**EXERCISE INSTRUCTIONS**
From the listing below, extract every line containing "JSON".

________________________

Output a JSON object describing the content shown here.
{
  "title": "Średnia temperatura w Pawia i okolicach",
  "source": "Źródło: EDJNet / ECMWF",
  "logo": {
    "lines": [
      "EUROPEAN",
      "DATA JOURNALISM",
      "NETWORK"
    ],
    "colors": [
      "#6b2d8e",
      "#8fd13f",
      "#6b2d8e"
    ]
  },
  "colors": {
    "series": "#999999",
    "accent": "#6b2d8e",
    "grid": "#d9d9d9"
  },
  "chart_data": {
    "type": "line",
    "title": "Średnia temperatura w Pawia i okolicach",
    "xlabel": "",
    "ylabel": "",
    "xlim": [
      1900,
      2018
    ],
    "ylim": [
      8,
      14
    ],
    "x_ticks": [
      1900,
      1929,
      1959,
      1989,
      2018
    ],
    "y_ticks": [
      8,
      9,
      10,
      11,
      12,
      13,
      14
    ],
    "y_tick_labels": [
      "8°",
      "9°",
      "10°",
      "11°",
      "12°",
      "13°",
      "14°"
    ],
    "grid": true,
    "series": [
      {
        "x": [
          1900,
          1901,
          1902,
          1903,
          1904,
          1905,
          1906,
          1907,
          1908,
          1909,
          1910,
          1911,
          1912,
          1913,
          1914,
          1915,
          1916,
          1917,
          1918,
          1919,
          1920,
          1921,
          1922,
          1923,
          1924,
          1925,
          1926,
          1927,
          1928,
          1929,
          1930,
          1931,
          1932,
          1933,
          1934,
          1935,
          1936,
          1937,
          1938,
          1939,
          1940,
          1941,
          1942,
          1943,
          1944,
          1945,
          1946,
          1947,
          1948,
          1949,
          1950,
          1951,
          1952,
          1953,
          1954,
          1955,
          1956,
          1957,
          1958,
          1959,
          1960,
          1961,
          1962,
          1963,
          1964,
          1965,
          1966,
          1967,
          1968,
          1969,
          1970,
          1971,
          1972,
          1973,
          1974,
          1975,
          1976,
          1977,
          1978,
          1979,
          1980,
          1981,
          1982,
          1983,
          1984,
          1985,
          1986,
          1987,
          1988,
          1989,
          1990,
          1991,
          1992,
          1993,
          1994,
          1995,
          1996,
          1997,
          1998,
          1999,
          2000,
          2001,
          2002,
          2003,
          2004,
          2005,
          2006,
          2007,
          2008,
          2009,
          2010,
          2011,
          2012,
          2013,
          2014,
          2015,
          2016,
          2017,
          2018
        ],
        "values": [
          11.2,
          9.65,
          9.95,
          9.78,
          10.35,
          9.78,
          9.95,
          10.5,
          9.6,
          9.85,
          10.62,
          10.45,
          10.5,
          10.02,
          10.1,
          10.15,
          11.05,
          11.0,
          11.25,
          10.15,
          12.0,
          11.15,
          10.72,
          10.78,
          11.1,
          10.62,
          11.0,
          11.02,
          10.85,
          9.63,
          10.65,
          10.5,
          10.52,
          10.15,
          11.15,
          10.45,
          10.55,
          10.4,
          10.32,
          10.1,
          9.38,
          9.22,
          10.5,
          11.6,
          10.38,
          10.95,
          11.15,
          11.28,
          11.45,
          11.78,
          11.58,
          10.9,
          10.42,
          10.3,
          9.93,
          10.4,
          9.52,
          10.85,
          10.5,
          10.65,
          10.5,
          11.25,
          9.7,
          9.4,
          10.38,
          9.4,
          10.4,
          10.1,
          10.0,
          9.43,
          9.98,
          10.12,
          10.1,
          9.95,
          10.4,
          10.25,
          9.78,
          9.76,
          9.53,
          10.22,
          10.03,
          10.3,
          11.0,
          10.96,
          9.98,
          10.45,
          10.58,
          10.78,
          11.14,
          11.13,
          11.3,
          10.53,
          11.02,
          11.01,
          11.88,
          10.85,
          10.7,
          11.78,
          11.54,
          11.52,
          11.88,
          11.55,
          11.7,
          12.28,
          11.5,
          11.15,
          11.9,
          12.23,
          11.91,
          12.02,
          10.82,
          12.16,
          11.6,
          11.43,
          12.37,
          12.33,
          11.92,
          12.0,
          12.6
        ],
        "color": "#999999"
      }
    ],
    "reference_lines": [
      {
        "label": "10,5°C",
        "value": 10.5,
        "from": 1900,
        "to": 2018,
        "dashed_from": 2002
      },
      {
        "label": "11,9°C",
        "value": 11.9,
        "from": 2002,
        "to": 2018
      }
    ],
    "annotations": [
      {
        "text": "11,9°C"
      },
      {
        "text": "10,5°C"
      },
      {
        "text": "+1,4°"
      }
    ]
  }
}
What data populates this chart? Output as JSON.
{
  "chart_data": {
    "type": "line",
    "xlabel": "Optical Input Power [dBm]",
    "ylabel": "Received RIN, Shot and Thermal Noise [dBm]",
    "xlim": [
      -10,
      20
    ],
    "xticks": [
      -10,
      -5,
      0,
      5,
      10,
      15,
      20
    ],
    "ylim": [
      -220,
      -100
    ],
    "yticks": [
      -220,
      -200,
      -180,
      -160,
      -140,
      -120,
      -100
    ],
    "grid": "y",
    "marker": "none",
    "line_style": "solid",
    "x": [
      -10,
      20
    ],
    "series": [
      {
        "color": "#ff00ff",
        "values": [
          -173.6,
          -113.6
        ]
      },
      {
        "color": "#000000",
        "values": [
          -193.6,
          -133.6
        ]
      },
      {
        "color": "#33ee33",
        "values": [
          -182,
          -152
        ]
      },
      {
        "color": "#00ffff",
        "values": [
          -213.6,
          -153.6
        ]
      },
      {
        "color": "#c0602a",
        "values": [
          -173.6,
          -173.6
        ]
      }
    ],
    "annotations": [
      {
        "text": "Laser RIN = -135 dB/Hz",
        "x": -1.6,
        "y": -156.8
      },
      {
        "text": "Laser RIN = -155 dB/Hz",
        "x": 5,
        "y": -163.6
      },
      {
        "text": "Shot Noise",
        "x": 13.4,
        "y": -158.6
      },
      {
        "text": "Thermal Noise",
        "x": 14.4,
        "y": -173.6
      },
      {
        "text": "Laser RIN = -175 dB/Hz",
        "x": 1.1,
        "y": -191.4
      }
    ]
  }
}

________________________

**IN RESPONSE**
Output a JSON object describing the content shown here.
What data populates this chart? Output as JSON.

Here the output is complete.